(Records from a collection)
▽

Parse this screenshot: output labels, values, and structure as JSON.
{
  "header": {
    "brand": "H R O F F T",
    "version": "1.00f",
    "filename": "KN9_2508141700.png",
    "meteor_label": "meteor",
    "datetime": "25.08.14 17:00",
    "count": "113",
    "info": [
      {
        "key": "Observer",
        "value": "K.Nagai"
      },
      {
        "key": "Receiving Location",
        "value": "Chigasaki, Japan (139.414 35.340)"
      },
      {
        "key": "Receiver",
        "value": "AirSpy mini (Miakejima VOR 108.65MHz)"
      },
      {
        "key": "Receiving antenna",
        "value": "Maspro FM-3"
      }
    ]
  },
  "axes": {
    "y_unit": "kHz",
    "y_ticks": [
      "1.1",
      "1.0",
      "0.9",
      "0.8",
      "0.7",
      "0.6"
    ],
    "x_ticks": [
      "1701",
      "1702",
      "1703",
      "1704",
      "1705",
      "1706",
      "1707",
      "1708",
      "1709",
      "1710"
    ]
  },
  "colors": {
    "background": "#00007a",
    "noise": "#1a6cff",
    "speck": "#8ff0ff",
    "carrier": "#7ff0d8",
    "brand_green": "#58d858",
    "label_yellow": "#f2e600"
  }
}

△

## [TASK OBJECTIVE]
Restate every line of the data word for word.

## [EXERCISE SOLUTION]
Parse this screenshot: output labels, values, and structure as JSON.
{
  "header": {
    "brand": "H R O F F T",
    "version": "1.00f",
    "filename": "KN9_2508141700.png",
    "meteor_label": "meteor",
    "datetime": "25.08.14 17:00",
    "count": "113",
    "info": [
      {
        "key": "Observer",
        "value": "K.Nagai"
      },
      {
        "key": "Receiving Location",
        "value": "Chigasaki, Japan (139.414 35.340)"
      },
      {
        "key": "Receiver",
        "value": "AirSpy mini (Miakejima VOR 108.65MHz)"
      },
      {
        "key": "Receiving antenna",
        "value": "Maspro FM-3"
      }
    ]
  },
  "axes": {
    "y_unit": "kHz",
    "y_ticks": [
      "1.1",
      "1.0",
      "0.9",
      "0.8",
      "0.7",
      "0.6"
    ],
    "x_ticks": [
      "1701",
      "1702",
      "1703",
      "1704",
      "1705",
      "1706",
      "1707",
      "1708",
      "1709",
      "1710"
    ]
  },
  "colors": {
    "background": "#00007a",
    "noise": "#1a6cff",
    "speck": "#8ff0ff",
    "carrier": "#7ff0d8",
    "brand_green": "#58d858",
    "label_yellow": "#f2e600"
  }
}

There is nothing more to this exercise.